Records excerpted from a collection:
____
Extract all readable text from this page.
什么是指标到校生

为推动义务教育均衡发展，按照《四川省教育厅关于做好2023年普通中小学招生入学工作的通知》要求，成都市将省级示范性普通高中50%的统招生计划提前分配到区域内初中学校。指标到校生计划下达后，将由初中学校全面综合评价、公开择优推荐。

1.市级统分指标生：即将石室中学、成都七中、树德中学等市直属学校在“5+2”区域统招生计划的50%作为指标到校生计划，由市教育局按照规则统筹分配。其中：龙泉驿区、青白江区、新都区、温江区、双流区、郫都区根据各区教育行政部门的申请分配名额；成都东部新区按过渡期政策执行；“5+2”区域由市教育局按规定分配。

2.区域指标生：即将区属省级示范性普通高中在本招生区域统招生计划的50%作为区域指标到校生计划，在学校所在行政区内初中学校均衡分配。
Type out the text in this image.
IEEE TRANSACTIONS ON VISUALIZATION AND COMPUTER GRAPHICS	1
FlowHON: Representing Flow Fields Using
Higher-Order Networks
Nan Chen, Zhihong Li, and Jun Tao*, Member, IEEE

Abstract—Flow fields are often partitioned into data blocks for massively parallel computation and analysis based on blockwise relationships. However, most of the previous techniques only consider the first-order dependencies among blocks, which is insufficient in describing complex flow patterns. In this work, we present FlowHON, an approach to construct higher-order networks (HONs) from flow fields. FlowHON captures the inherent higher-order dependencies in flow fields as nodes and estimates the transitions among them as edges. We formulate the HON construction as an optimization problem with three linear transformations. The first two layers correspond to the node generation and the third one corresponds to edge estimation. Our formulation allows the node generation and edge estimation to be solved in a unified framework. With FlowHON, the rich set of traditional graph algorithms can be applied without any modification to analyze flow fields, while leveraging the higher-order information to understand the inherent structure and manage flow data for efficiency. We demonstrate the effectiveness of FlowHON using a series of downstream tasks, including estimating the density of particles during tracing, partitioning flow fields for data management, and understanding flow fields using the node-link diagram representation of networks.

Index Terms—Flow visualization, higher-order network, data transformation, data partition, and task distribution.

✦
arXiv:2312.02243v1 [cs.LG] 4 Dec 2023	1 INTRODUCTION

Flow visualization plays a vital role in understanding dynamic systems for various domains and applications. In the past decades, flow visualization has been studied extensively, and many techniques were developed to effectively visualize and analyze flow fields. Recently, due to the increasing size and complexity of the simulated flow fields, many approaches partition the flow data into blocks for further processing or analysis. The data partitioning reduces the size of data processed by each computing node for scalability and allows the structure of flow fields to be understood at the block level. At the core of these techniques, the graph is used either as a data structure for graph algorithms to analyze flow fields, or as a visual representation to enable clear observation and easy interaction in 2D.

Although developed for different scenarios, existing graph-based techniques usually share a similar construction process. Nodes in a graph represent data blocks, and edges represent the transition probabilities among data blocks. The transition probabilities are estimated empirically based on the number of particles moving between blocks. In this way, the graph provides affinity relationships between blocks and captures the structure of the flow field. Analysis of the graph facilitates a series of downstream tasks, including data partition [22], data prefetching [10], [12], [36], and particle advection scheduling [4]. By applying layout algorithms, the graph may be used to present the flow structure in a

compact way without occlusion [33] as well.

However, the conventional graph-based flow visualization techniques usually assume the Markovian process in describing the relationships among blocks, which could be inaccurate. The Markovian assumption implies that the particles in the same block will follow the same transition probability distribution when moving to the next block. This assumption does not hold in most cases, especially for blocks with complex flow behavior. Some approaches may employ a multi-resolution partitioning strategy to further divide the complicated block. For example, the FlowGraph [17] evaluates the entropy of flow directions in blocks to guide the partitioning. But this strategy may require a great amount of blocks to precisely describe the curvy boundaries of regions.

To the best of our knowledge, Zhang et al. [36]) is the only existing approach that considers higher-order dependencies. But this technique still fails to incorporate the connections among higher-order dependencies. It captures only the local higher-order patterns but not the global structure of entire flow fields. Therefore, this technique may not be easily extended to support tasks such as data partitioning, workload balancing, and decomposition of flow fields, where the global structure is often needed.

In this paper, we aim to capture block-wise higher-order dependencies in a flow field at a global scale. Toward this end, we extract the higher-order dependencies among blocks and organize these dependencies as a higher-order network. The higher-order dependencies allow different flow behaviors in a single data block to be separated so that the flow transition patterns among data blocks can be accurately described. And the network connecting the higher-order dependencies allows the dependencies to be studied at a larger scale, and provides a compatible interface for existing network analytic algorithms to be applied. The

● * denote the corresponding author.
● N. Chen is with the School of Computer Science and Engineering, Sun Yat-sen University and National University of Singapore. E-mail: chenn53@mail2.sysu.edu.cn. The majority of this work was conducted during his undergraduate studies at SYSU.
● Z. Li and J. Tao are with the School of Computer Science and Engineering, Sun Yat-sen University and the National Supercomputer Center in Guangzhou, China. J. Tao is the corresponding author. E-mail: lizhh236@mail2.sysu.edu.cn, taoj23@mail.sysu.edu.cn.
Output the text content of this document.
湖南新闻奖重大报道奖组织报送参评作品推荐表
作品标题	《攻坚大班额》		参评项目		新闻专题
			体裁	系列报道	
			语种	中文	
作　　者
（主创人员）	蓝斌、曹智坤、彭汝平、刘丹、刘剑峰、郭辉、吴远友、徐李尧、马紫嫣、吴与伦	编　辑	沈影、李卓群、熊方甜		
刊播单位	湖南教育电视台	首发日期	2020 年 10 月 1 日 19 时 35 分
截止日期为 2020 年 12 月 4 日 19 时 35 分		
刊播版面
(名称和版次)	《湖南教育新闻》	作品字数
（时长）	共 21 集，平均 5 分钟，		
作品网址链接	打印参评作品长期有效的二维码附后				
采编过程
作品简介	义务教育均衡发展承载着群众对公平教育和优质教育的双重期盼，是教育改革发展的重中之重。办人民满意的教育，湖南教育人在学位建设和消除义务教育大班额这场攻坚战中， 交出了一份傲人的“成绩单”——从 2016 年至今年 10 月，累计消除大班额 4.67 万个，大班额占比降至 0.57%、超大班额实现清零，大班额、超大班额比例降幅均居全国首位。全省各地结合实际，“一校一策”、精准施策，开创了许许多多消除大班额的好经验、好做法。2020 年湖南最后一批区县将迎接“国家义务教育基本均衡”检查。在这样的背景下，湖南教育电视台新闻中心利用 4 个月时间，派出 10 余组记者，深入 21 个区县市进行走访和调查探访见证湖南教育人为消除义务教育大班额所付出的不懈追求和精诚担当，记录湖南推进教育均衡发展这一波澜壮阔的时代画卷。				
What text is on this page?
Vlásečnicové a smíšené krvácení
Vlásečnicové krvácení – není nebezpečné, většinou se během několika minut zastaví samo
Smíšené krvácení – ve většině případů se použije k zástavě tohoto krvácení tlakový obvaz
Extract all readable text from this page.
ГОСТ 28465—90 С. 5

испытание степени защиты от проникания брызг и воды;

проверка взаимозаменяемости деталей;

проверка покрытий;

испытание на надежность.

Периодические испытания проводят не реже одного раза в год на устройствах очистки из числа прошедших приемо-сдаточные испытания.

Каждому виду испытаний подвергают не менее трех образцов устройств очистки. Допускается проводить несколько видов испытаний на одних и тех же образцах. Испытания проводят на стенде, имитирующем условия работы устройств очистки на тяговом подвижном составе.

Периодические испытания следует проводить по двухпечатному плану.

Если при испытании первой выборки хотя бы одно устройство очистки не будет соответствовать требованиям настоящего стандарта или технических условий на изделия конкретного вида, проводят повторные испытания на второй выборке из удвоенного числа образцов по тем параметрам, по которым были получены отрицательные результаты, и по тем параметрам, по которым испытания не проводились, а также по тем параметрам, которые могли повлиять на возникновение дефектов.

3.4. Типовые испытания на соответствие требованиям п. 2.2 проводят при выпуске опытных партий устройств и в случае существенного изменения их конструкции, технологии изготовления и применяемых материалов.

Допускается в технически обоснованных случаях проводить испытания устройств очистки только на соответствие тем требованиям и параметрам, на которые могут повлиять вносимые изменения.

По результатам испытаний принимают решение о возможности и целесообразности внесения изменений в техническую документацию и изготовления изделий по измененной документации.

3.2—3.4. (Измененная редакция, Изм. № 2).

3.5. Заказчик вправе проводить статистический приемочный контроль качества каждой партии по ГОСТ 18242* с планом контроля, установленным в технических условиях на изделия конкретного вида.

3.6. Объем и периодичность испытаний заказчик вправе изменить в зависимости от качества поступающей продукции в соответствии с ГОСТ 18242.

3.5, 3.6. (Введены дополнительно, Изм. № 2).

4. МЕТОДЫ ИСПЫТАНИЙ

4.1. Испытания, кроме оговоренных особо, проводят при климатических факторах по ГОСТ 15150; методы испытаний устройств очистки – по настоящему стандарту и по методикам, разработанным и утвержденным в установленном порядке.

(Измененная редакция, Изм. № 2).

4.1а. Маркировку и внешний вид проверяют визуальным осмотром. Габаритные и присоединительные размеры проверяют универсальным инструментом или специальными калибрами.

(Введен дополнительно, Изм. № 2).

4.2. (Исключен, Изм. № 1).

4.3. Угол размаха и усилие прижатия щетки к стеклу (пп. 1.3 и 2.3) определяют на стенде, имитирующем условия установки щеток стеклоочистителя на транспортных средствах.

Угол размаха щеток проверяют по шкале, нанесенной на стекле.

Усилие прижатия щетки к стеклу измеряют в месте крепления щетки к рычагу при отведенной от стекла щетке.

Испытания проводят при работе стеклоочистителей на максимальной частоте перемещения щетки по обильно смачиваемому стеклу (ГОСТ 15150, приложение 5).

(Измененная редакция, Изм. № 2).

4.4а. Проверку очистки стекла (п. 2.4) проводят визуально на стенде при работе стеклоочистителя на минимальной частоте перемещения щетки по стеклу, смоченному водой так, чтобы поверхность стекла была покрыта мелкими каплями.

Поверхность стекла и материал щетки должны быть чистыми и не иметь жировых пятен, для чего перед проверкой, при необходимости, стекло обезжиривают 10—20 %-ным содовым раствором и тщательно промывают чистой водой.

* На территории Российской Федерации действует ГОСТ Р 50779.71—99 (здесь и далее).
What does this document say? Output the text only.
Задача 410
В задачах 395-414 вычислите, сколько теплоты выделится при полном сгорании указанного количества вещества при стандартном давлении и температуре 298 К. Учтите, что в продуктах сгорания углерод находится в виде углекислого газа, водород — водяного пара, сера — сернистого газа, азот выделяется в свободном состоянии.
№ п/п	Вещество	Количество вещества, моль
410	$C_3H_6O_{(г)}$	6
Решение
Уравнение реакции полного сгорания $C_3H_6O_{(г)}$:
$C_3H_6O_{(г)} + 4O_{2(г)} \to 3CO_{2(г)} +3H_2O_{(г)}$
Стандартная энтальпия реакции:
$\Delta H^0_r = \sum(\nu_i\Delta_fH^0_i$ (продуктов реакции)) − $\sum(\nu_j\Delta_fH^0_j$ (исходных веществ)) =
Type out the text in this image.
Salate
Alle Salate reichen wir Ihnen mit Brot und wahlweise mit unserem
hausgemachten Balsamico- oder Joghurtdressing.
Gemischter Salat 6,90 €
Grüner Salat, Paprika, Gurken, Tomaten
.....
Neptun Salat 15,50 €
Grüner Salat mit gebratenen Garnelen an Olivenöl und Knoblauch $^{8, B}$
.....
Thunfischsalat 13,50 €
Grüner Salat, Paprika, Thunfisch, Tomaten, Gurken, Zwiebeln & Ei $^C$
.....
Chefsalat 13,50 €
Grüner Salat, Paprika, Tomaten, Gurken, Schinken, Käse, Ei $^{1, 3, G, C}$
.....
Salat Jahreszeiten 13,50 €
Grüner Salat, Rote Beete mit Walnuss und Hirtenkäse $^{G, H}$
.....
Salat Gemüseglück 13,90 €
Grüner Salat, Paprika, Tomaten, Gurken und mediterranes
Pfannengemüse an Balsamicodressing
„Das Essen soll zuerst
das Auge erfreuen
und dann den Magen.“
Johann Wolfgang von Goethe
____
Work to do :: Pick out every line above that holds the word "технических" and copy it.

Correct response ::
Если при испытании первой выборки хотя бы одно устройство очистки не будет соответствовать требованиям настоящего стандарта или технических условий на изделия конкретного вида, проводят повторные испытания на второй выборке из удвоенного числа образцов по тем параметрам, по которым были получены отрицательные результаты, и по тем параметрам, по которым испытания не проводились, а также по тем параметрам, которые могли повлиять на возникновение дефектов.
3.5. Заказчик вправе проводить статистический приемочный контроль качества каждой партии по ГОСТ 18242* с планом контроля, установленным в технических условиях на изделия конкретного вида.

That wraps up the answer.